Select, from the data, each line where "months" occurs.

======== EXERCISE MATERIALS ========

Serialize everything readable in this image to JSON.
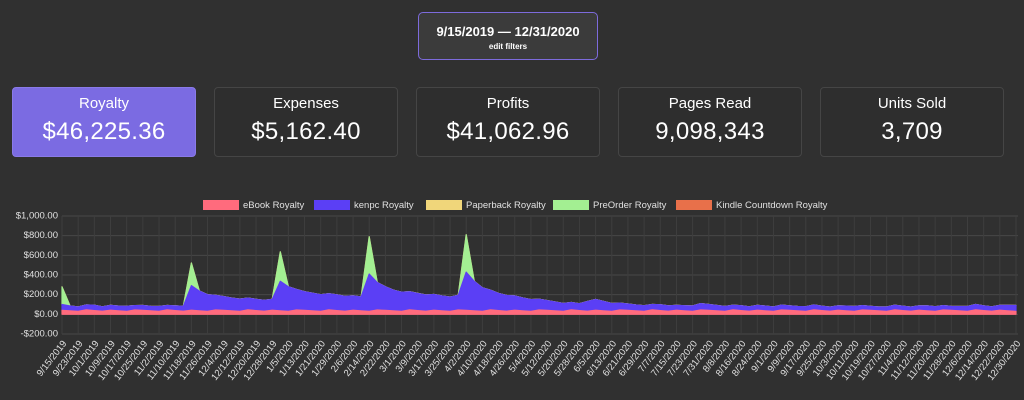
{
  "header": {
    "date_range": "9/15/2019 — 12/31/2020",
    "button": "edit filters"
  },
  "cards": [
    {
      "label": "Royalty",
      "value": "$46,225.36"
    },
    {
      "label": "Expenses",
      "value": "$5,162.40"
    },
    {
      "label": "Profits",
      "value": "$41,062.96"
    },
    {
      "label": "Pages Read",
      "value": "9,098,343"
    },
    {
      "label": "Units Sold",
      "value": "3,709"
    }
  ],
  "chart_data": {
    "type": "stacked-area",
    "grid": true,
    "legend": "top",
    "categories": [
      "9/15/2019",
      null,
      "9/23/2019",
      null,
      "10/1/2019",
      null,
      "10/9/2019",
      null,
      "10/17/2019",
      null,
      "10/25/2019",
      null,
      "11/2/2019",
      null,
      "11/10/2019",
      null,
      "11/18/2019",
      null,
      "11/26/2019",
      null,
      "12/4/2019",
      null,
      "12/12/2019",
      null,
      "12/20/2019",
      null,
      "12/28/2019",
      null,
      "1/5/2020",
      null,
      "1/13/2020",
      null,
      "1/21/2020",
      null,
      "1/29/2020",
      null,
      "2/6/2020",
      null,
      "2/14/2020",
      null,
      "2/22/2020",
      null,
      "3/1/2020",
      null,
      "3/9/2020",
      null,
      "3/17/2020",
      null,
      "3/25/2020",
      null,
      "4/2/2020",
      null,
      "4/10/2020",
      null,
      "4/18/2020",
      null,
      "4/26/2020",
      null,
      "5/4/2020",
      null,
      "5/12/2020",
      null,
      "5/20/2020",
      null,
      "5/28/2020",
      null,
      "6/5/2020",
      null,
      "6/13/2020",
      null,
      "6/21/2020",
      null,
      "6/29/2020",
      null,
      "7/7/2020",
      null,
      "7/15/2020",
      null,
      "7/23/2020",
      null,
      "7/31/2020",
      null,
      "8/8/2020",
      null,
      "8/16/2020",
      null,
      "8/24/2020",
      null,
      "9/1/2020",
      null,
      "9/9/2020",
      null,
      "9/17/2020",
      null,
      "9/25/2020",
      null,
      "10/3/2020",
      null,
      "10/11/2020",
      null,
      "10/19/2020",
      null,
      "10/27/2020",
      null,
      "11/4/2020",
      null,
      "11/12/2020",
      null,
      "11/20/2020",
      null,
      "11/28/2020",
      null,
      "12/6/2020",
      null,
      "12/14/2020",
      null,
      "12/22/2020",
      null,
      "12/30/2020"
    ],
    "ylim": [
      -200,
      1000
    ],
    "yticks": [
      {
        "value": -200,
        "label": "-$200.00"
      },
      {
        "value": 0,
        "label": "$0.00"
      },
      {
        "value": 200,
        "label": "$200.00"
      },
      {
        "value": 400,
        "label": "$400.00"
      },
      {
        "value": 600,
        "label": "$600.00"
      },
      {
        "value": 800,
        "label": "$800.00"
      },
      {
        "value": 1000,
        "label": "$1,000.00"
      }
    ],
    "series": [
      {
        "name": "eBook Royalty",
        "color": "#ff6b7d",
        "values": [
          40,
          35,
          30,
          45,
          38,
          32,
          42,
          36,
          30,
          44,
          40,
          35,
          30,
          45,
          38,
          32,
          42,
          36,
          30,
          44,
          40,
          35,
          30,
          45,
          38,
          32,
          42,
          36,
          30,
          44,
          40,
          35,
          30,
          45,
          38,
          32,
          42,
          36,
          30,
          44,
          40,
          35,
          30,
          45,
          38,
          32,
          42,
          36,
          30,
          44,
          40,
          35,
          30,
          45,
          38,
          32,
          42,
          36,
          30,
          44,
          40,
          35,
          30,
          45,
          38,
          32,
          42,
          36,
          30,
          44,
          40,
          35,
          30,
          45,
          38,
          32,
          42,
          36,
          30,
          44,
          40,
          35,
          30,
          45,
          38,
          32,
          42,
          36,
          30,
          44,
          40,
          35,
          30,
          45,
          38,
          32,
          42,
          36,
          30,
          44,
          40,
          35,
          30,
          45,
          38,
          32,
          42,
          36,
          30,
          44,
          40,
          35,
          30,
          45,
          38,
          32,
          42,
          36,
          30
        ]
      },
      {
        "name": "kenpc Royalty",
        "color": "#5b3ff5",
        "values": [
          60,
          50,
          45,
          50,
          55,
          45,
          50,
          48,
          52,
          45,
          50,
          47,
          50,
          45,
          48,
          50,
          250,
          200,
          170,
          150,
          140,
          130,
          125,
          120,
          115,
          110,
          110,
          300,
          250,
          210,
          190,
          180,
          170,
          165,
          160,
          150,
          145,
          140,
          380,
          280,
          240,
          210,
          195,
          185,
          175,
          165,
          160,
          150,
          145,
          150,
          390,
          300,
          240,
          200,
          175,
          160,
          145,
          130,
          120,
          110,
          100,
          90,
          80,
          75,
          70,
          100,
          110,
          95,
          80,
          70,
          65,
          60,
          58,
          55,
          60,
          55,
          50,
          52,
          55,
          65,
          60,
          55,
          50,
          48,
          50,
          45,
          50,
          48,
          45,
          50,
          47,
          45,
          48,
          50,
          45,
          42,
          45,
          48,
          50,
          45,
          42,
          40,
          45,
          48,
          45,
          42,
          45,
          50,
          48,
          45,
          42,
          45,
          50,
          55,
          48,
          45,
          50,
          55,
          60
        ]
      },
      {
        "name": "Paperback Royalty",
        "color": "#f0d67a",
        "values": [
          0,
          0,
          0,
          0,
          0,
          0,
          0,
          0,
          0,
          0,
          0,
          0,
          0,
          0,
          0,
          0,
          0,
          0,
          0,
          0,
          0,
          0,
          0,
          0,
          0,
          0,
          0,
          0,
          0,
          0,
          0,
          0,
          0,
          0,
          0,
          0,
          0,
          0,
          0,
          0,
          0,
          0,
          0,
          0,
          0,
          0,
          0,
          0,
          0,
          0,
          0,
          0,
          0,
          0,
          0,
          0,
          0,
          0,
          0,
          0,
          0,
          0,
          0,
          0,
          0,
          0,
          0,
          0,
          0,
          0,
          0,
          0,
          0,
          0,
          0,
          0,
          0,
          0,
          0,
          0,
          0,
          0,
          0,
          0,
          0,
          0,
          0,
          0,
          0,
          0,
          0,
          0,
          0,
          0,
          0,
          0,
          0,
          0,
          0,
          0,
          0,
          0,
          0,
          0,
          0,
          0,
          0,
          0,
          0,
          0,
          0,
          0,
          0,
          0,
          0,
          0,
          0,
          0,
          0
        ]
      },
      {
        "name": "PreOrder Royalty",
        "color": "#a3ef92",
        "values": [
          180,
          0,
          0,
          0,
          0,
          0,
          0,
          0,
          0,
          0,
          0,
          0,
          0,
          0,
          0,
          0,
          230,
          0,
          0,
          0,
          0,
          0,
          0,
          0,
          0,
          0,
          0,
          300,
          0,
          0,
          0,
          0,
          0,
          0,
          0,
          0,
          0,
          0,
          380,
          0,
          0,
          0,
          0,
          0,
          0,
          0,
          0,
          0,
          0,
          0,
          380,
          0,
          0,
          0,
          0,
          0,
          0,
          0,
          0,
          0,
          0,
          0,
          0,
          0,
          0,
          0,
          0,
          0,
          0,
          0,
          0,
          0,
          0,
          0,
          0,
          0,
          0,
          0,
          0,
          0,
          0,
          0,
          0,
          0,
          0,
          0,
          0,
          0,
          0,
          0,
          0,
          0,
          0,
          0,
          0,
          0,
          0,
          0,
          0,
          0,
          0,
          0,
          0,
          0,
          0,
          0,
          0,
          0,
          0,
          0,
          0,
          0,
          0,
          0,
          0,
          0,
          0,
          0,
          0
        ]
      },
      {
        "name": "Kindle Countdown Royalty",
        "color": "#e8704a",
        "values": [
          0,
          0,
          0,
          0,
          0,
          0,
          0,
          0,
          0,
          0,
          0,
          0,
          0,
          0,
          0,
          0,
          0,
          0,
          0,
          0,
          0,
          0,
          0,
          0,
          0,
          0,
          0,
          0,
          0,
          0,
          0,
          0,
          0,
          0,
          0,
          0,
          0,
          0,
          0,
          0,
          0,
          0,
          0,
          0,
          0,
          0,
          0,
          0,
          0,
          0,
          0,
          0,
          0,
          0,
          0,
          0,
          0,
          0,
          0,
          0,
          0,
          0,
          0,
          0,
          0,
          0,
          0,
          0,
          0,
          0,
          0,
          0,
          0,
          0,
          0,
          0,
          0,
          0,
          0,
          0,
          0,
          0,
          0,
          0,
          0,
          0,
          0,
          0,
          0,
          0,
          0,
          0,
          0,
          0,
          0,
          0,
          0,
          0,
          0,
          0,
          0,
          0,
          0,
          0,
          0,
          0,
          0,
          0,
          0,
          0,
          0,
          0,
          0,
          0,
          0,
          0,
          0,
          0,
          0
        ]
      }
    ]
  }
}
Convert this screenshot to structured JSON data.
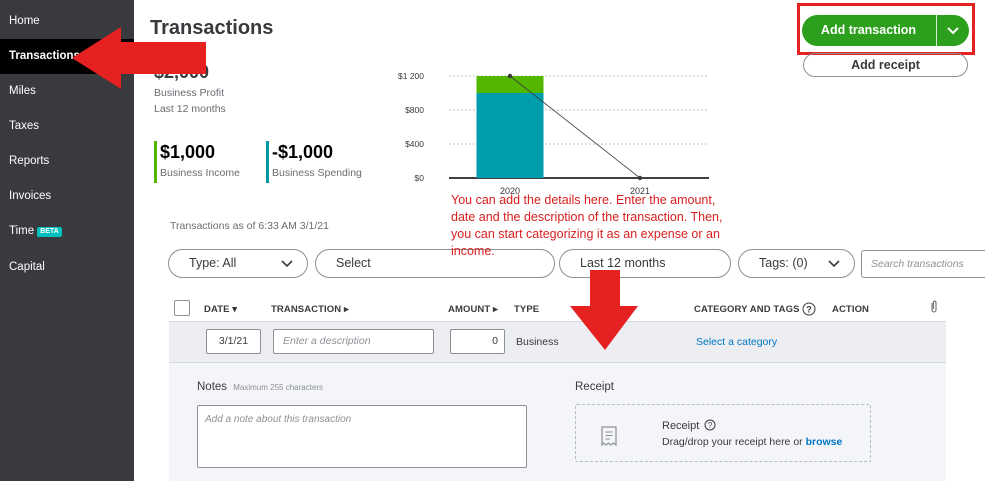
{
  "sidebar": {
    "items": [
      {
        "label": "Home"
      },
      {
        "label": "Transactions"
      },
      {
        "label": "Miles"
      },
      {
        "label": "Taxes"
      },
      {
        "label": "Reports"
      },
      {
        "label": "Invoices"
      },
      {
        "label": "Time",
        "badge": "BETA"
      },
      {
        "label": "Capital"
      }
    ],
    "active": "Transactions"
  },
  "header": {
    "title": "Transactions",
    "add_transaction_label": "Add transaction",
    "add_receipt_label": "Add receipt"
  },
  "summary": {
    "profit_value": "$2,000",
    "profit_label": "Business Profit",
    "profit_period": "Last 12 months",
    "income_value": "$1,000",
    "income_label": "Business Income",
    "spending_value": "-$1,000",
    "spending_label": "Business Spending",
    "colors": {
      "income": "#53b700",
      "spending": "#0097a8",
      "annotation": "#e52121",
      "primary_button": "#2ca01c",
      "link": "#0077c5"
    }
  },
  "chart_data": {
    "type": "bar",
    "categories": [
      "2020",
      "2021"
    ],
    "series": [
      {
        "values": [
          1000,
          0
        ],
        "color": "#009ead"
      },
      {
        "values": [
          200,
          0
        ],
        "color": "#53b700"
      }
    ],
    "line": {
      "values": [
        1200,
        0
      ]
    },
    "y_ticks": [
      "$0",
      "$400",
      "$800",
      "$1 200"
    ],
    "ylim": [
      0,
      1200
    ],
    "grid": true
  },
  "table": {
    "as_of": "Transactions as of 6:33 AM 3/1/21",
    "filters": {
      "type": "Type: All",
      "account": "Select",
      "date_range": "Last 12 months",
      "tags": "Tags: (0)",
      "search_placeholder": "Search transactions"
    },
    "columns": {
      "date": "DATE",
      "transaction": "TRANSACTION",
      "amount": "AMOUNT",
      "type": "TYPE",
      "category": "CATEGORY AND TAGS",
      "action": "ACTION"
    },
    "new_row": {
      "date": "3/1/21",
      "description_placeholder": "Enter a description",
      "amount": "0",
      "type": "Business",
      "category_link": "Select a category"
    },
    "notes": {
      "label": "Notes",
      "hint": "Maximum 255 characters",
      "placeholder": "Add a note about this transaction"
    },
    "receipt": {
      "label": "Receipt",
      "box_title": "Receipt",
      "box_text": "Drag/drop your receipt here or",
      "browse_link": "browse"
    }
  },
  "annotation": {
    "text": "You can add the details here. Enter the amount, date and the description of the transaction. Then, you can start categorizing it as an expense or an income."
  }
}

========

ANSWER TO THE EXERCISE:
    "profit_period": "Last 12 months",
      "date_range": "Last 12 months",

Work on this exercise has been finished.